Seek out every line containing the word "American", and copy each.

Figure collection entries:
———

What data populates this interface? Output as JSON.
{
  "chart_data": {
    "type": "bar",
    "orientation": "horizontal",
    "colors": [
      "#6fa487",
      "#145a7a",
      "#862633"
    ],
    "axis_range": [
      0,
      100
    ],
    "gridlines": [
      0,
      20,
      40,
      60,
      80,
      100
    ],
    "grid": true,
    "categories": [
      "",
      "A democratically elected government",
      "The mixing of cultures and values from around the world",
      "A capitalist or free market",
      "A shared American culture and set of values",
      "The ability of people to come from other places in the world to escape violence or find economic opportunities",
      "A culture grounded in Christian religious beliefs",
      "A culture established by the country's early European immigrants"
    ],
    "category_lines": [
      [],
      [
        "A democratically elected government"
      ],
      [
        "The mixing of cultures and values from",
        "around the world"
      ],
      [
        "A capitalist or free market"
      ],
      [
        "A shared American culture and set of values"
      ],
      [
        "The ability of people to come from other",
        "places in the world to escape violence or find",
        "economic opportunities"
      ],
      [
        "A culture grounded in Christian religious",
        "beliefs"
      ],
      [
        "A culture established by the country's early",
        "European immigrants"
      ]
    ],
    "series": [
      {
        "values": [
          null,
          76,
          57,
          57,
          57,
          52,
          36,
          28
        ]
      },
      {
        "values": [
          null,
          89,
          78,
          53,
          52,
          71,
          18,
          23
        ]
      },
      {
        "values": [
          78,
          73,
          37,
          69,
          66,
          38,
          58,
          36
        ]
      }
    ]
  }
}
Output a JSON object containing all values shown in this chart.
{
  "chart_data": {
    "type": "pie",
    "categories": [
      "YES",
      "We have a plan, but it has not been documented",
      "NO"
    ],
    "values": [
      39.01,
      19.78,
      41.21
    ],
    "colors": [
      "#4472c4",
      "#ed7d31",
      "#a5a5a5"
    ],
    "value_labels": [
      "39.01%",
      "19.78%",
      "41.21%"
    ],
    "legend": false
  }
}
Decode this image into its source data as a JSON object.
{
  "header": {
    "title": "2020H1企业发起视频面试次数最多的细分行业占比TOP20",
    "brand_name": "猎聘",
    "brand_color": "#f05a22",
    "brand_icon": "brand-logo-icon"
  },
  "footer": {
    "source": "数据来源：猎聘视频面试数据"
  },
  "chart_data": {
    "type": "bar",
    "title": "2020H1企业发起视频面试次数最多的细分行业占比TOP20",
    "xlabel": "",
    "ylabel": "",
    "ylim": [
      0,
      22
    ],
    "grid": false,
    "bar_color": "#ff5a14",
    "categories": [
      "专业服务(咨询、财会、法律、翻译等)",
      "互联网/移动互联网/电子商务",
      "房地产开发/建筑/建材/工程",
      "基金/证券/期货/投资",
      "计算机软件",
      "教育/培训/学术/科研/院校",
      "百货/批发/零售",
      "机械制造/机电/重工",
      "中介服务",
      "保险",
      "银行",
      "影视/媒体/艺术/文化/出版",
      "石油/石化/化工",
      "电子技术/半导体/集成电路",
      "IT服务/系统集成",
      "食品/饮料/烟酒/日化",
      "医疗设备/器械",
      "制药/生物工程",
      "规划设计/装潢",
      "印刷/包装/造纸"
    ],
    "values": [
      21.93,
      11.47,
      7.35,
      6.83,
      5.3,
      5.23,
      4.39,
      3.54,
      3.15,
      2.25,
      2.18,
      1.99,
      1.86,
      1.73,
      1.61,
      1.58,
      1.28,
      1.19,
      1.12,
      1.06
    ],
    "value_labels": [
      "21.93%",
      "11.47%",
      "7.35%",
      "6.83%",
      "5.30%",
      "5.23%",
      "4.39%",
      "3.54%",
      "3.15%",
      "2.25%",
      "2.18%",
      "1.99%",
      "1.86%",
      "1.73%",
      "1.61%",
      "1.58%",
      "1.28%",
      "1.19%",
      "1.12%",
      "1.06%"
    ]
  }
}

———

__Correct answer__
      "A shared American culture and set of values",
        "A shared American culture and set of values"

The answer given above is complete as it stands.